**Goal**. Go through the records and extract every line with the word "化纤面料".

┌────────

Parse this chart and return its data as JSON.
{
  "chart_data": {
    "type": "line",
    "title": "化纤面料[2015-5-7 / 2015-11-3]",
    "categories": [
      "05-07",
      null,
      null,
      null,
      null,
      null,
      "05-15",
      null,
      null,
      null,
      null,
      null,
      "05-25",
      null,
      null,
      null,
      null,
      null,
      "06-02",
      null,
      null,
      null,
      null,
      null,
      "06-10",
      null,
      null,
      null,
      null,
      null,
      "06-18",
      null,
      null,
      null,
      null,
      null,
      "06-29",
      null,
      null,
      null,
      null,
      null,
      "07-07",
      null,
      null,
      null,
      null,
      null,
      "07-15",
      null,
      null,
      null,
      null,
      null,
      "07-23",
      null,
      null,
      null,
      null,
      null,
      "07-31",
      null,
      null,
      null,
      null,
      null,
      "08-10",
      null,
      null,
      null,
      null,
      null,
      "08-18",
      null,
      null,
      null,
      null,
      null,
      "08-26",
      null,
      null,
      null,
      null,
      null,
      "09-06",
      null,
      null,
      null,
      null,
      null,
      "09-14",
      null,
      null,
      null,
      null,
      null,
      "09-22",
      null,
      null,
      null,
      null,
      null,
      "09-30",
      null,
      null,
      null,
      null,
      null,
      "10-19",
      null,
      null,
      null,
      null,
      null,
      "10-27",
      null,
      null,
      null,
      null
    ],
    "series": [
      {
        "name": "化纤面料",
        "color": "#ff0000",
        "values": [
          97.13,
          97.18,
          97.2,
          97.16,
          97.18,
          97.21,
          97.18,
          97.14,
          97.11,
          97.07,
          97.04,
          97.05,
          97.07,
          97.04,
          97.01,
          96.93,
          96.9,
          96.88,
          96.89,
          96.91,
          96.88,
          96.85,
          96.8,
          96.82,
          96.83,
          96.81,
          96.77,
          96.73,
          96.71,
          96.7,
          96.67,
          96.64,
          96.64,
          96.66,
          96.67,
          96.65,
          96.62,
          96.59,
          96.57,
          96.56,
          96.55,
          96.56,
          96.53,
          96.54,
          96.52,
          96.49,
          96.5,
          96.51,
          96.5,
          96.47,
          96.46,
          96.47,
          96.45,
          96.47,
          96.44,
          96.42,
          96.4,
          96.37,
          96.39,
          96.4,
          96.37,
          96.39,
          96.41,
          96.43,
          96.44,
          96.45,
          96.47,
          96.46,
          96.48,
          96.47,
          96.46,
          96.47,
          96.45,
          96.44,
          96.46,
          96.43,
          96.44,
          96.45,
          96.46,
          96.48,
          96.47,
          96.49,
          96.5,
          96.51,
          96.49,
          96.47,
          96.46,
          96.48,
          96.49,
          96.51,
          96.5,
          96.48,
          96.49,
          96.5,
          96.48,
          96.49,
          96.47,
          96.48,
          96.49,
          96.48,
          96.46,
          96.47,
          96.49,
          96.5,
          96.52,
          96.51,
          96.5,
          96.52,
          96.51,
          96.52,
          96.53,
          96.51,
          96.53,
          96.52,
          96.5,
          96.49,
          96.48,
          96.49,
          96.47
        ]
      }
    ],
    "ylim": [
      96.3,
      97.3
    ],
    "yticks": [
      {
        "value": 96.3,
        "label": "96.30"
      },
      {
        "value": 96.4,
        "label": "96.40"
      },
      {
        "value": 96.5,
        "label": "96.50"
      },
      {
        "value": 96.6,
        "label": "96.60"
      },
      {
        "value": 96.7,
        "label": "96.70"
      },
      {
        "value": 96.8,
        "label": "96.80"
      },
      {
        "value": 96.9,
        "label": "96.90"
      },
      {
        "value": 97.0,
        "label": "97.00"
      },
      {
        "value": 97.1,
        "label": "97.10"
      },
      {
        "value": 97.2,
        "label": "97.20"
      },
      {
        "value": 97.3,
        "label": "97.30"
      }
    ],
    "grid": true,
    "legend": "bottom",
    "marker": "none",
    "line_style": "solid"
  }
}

└────────

**Response to the task**.
    "title": "化纤面料[2015-5-7 / 2015-11-3]",
        "name": "化纤面料",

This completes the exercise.